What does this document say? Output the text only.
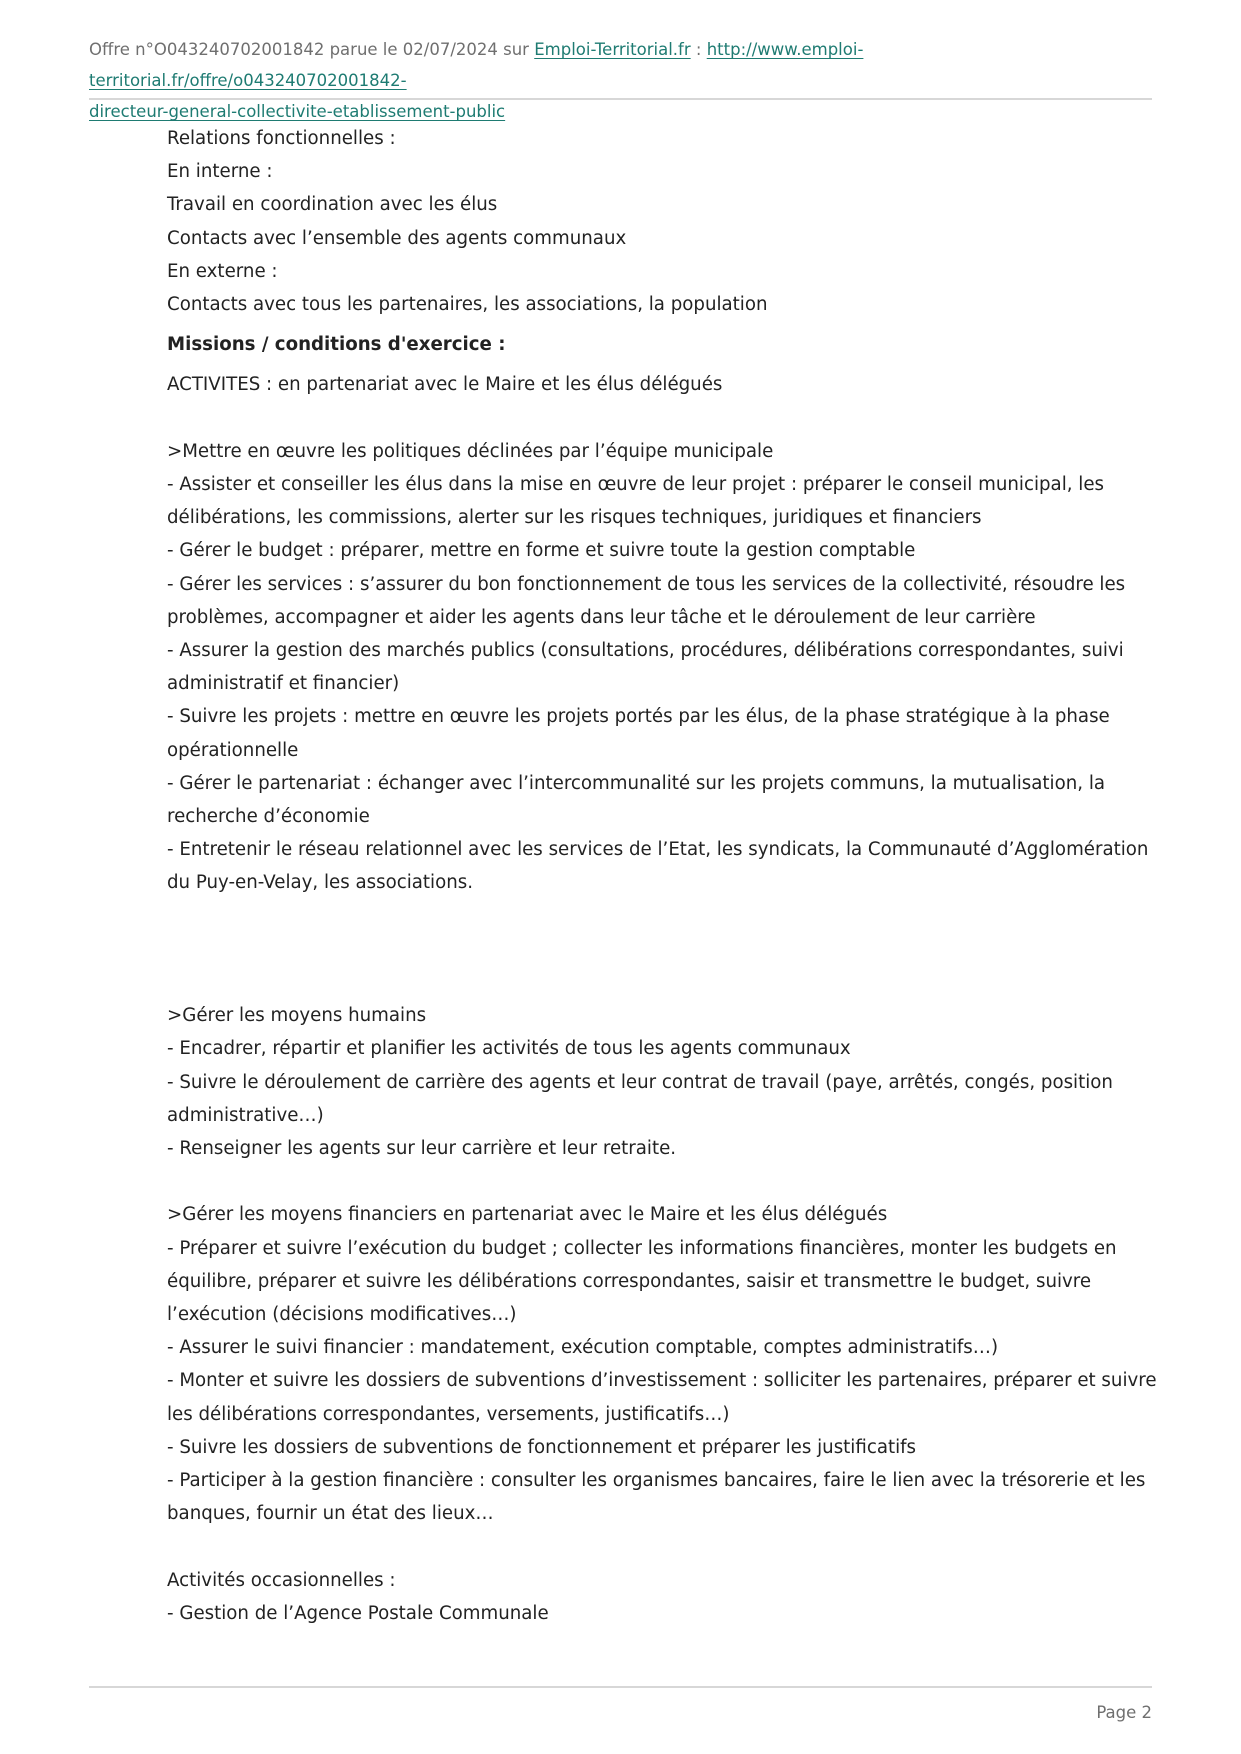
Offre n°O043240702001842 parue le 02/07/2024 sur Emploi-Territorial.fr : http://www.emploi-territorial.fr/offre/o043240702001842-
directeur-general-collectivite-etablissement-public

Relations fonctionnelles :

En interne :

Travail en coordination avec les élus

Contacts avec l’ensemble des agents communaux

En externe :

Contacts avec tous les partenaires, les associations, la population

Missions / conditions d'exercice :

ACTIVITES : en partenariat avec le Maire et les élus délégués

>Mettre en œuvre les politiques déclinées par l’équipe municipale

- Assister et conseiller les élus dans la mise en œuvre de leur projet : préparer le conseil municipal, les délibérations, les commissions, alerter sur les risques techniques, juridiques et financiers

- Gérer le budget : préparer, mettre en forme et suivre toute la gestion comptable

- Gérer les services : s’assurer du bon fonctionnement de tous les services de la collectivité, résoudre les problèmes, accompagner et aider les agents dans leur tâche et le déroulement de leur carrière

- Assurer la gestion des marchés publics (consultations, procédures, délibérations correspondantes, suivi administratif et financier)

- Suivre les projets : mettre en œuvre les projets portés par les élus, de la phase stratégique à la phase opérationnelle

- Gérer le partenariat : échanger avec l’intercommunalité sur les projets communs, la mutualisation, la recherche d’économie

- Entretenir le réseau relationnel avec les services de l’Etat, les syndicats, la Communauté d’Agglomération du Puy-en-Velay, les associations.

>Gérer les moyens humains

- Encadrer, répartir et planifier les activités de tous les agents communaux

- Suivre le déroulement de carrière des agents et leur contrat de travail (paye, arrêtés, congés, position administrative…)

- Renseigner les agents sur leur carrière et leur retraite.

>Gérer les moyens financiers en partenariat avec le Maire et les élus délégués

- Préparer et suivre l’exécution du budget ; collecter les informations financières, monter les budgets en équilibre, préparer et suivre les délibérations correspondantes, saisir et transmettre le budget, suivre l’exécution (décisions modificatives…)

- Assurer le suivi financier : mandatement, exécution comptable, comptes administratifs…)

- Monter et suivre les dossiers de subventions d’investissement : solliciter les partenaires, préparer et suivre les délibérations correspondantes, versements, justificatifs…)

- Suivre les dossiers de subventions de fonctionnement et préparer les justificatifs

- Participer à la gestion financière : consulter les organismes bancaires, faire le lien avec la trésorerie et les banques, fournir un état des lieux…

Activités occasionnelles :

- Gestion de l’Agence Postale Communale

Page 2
****************
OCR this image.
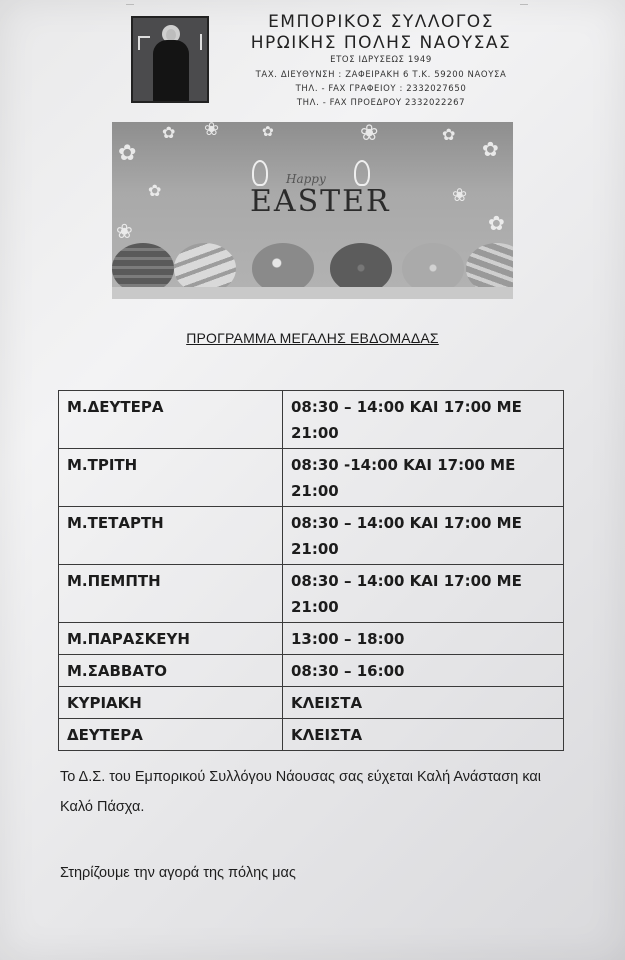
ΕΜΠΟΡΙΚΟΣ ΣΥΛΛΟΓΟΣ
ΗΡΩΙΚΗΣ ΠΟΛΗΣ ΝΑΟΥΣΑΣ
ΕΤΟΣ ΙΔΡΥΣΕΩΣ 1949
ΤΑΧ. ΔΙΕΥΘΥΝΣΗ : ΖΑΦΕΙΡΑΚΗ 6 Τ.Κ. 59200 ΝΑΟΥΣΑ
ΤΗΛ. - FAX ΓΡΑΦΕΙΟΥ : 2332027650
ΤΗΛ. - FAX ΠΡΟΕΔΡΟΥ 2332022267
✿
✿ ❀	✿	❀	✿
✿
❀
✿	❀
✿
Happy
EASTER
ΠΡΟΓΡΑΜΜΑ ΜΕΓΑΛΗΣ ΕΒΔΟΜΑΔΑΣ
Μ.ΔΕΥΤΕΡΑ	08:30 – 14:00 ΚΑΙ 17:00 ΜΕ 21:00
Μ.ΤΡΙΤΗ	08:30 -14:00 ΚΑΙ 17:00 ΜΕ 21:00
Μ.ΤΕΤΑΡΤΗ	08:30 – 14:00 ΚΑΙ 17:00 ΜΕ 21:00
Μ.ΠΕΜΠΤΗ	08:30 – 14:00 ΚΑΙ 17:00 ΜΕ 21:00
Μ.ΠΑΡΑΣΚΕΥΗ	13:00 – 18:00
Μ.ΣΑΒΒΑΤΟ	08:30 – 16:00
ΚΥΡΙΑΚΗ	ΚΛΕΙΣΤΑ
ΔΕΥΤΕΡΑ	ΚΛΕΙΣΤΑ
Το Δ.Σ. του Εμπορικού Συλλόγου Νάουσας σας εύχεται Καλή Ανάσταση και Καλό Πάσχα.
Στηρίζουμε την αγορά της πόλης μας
****************
* [Short problem]
List all lines where "délégués" occurs.

* [Exercise output]
ACTIVITES : en partenariat avec le Maire et les élus délégués
>Gérer les moyens financiers en partenariat avec le Maire et les élus délégués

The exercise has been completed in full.